**Provided material**
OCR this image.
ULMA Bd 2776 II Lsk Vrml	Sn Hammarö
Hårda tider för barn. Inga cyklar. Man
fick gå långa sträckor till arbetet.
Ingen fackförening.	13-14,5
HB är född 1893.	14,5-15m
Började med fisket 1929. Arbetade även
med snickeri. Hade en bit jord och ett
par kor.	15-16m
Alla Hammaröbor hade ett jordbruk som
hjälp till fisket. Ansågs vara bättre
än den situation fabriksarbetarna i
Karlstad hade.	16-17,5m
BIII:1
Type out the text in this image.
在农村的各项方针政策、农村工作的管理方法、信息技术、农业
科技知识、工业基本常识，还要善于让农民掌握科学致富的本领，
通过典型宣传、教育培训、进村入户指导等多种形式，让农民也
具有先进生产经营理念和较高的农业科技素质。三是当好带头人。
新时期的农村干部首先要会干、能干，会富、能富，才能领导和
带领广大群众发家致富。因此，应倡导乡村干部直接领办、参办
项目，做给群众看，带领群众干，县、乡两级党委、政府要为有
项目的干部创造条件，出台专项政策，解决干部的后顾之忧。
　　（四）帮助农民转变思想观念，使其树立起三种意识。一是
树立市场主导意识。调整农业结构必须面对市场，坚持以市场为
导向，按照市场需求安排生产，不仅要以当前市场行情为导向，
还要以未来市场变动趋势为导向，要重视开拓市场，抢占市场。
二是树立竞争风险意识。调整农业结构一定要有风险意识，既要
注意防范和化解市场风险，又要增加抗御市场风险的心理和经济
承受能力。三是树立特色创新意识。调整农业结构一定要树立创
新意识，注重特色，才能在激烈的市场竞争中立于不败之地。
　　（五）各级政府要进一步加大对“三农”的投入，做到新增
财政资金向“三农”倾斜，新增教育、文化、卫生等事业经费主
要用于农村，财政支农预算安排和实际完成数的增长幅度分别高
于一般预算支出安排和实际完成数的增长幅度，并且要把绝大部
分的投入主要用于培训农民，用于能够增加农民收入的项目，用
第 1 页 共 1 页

**Exercise prompt**
Repeat the material word for word, in full.

**Answer**
OCR this image.
ULMA Bd 2776 II Lsk Vrml	Sn Hammarö
Hårda tider för barn. Inga cyklar. Man
fick gå långa sträckor till arbetet.
Ingen fackförening.	13-14,5
HB är född 1893.	14,5-15m
Började med fisket 1929. Arbetade även
med snickeri. Hade en bit jord och ett
par kor.	15-16m
Alla Hammaröbor hade ett jordbruk som
hjälp till fisket. Ansågs vara bättre
än den situation fabriksarbetarna i
Karlstad hade.	16-17,5m
BIII:1
Type out the text in this image.
在农村的各项方针政策、农村工作的管理方法、信息技术、农业
科技知识、工业基本常识，还要善于让农民掌握科学致富的本领，
通过典型宣传、教育培训、进村入户指导等多种形式，让农民也
具有先进生产经营理念和较高的农业科技素质。三是当好带头人。
新时期的农村干部首先要会干、能干，会富、能富，才能领导和
带领广大群众发家致富。因此，应倡导乡村干部直接领办、参办
项目，做给群众看，带领群众干，县、乡两级党委、政府要为有
项目的干部创造条件，出台专项政策，解决干部的后顾之忧。
　　（四）帮助农民转变思想观念，使其树立起三种意识。一是
树立市场主导意识。调整农业结构必须面对市场，坚持以市场为
导向，按照市场需求安排生产，不仅要以当前市场行情为导向，
还要以未来市场变动趋势为导向，要重视开拓市场，抢占市场。
二是树立竞争风险意识。调整农业结构一定要有风险意识，既要
注意防范和化解市场风险，又要增加抗御市场风险的心理和经济
承受能力。三是树立特色创新意识。调整农业结构一定要树立创
新意识，注重特色，才能在激烈的市场竞争中立于不败之地。
　　（五）各级政府要进一步加大对“三农”的投入，做到新增
财政资金向“三农”倾斜，新增教育、文化、卫生等事业经费主
要用于农村，财政支农预算安排和实际完成数的增长幅度分别高
于一般预算支出安排和实际完成数的增长幅度，并且要把绝大部
分的投入主要用于培训农民，用于能够增加农民收入的项目，用
第 1 页 共 1 页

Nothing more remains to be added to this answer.